*WHAT IS EXPECTED*. Identify the lines that include the word "решение", then copy all of them.

□ □ □

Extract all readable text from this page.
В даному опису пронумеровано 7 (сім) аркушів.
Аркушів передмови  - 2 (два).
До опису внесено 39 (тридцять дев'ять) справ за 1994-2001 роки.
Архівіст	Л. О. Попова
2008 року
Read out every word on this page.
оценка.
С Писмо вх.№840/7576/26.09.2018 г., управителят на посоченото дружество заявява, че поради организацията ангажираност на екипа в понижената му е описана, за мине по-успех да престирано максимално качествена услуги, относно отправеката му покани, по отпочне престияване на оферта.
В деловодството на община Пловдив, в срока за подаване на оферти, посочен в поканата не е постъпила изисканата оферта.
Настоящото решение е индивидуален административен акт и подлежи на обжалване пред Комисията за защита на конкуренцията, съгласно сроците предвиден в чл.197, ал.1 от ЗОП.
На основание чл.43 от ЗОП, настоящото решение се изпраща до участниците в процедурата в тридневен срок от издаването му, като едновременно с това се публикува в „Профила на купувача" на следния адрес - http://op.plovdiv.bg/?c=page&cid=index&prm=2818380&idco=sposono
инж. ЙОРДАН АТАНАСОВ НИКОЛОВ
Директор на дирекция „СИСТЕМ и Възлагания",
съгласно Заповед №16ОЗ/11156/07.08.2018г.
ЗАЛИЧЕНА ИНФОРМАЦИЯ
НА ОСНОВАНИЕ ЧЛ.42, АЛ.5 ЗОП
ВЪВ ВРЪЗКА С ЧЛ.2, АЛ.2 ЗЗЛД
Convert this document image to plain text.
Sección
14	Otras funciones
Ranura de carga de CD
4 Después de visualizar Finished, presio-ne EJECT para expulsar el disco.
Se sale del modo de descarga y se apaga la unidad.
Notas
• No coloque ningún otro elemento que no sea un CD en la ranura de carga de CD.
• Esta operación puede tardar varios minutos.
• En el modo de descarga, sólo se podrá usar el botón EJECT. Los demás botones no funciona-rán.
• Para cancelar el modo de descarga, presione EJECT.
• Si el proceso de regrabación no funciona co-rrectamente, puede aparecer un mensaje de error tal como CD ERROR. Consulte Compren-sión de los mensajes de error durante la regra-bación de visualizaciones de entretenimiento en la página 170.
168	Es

□ □ □

*SOLUTION TO THE EXERCISE*.
Настоящото решение е индивидуален административен акт и подлежи на обжалване пред Комисията за защита на конкуренцията, съгласно сроците предвиден в чл.197, ал.1 от ЗОП.
На основание чл.43 от ЗОП, настоящото решение се изпраща до участниците в процедурата в тридневен срок от издаването му, като едновременно с това се публикува в „Профила на купувача" на следния адрес - http://op.plovdiv.bg/?c=page&cid=index&prm=2818380&idco=sposono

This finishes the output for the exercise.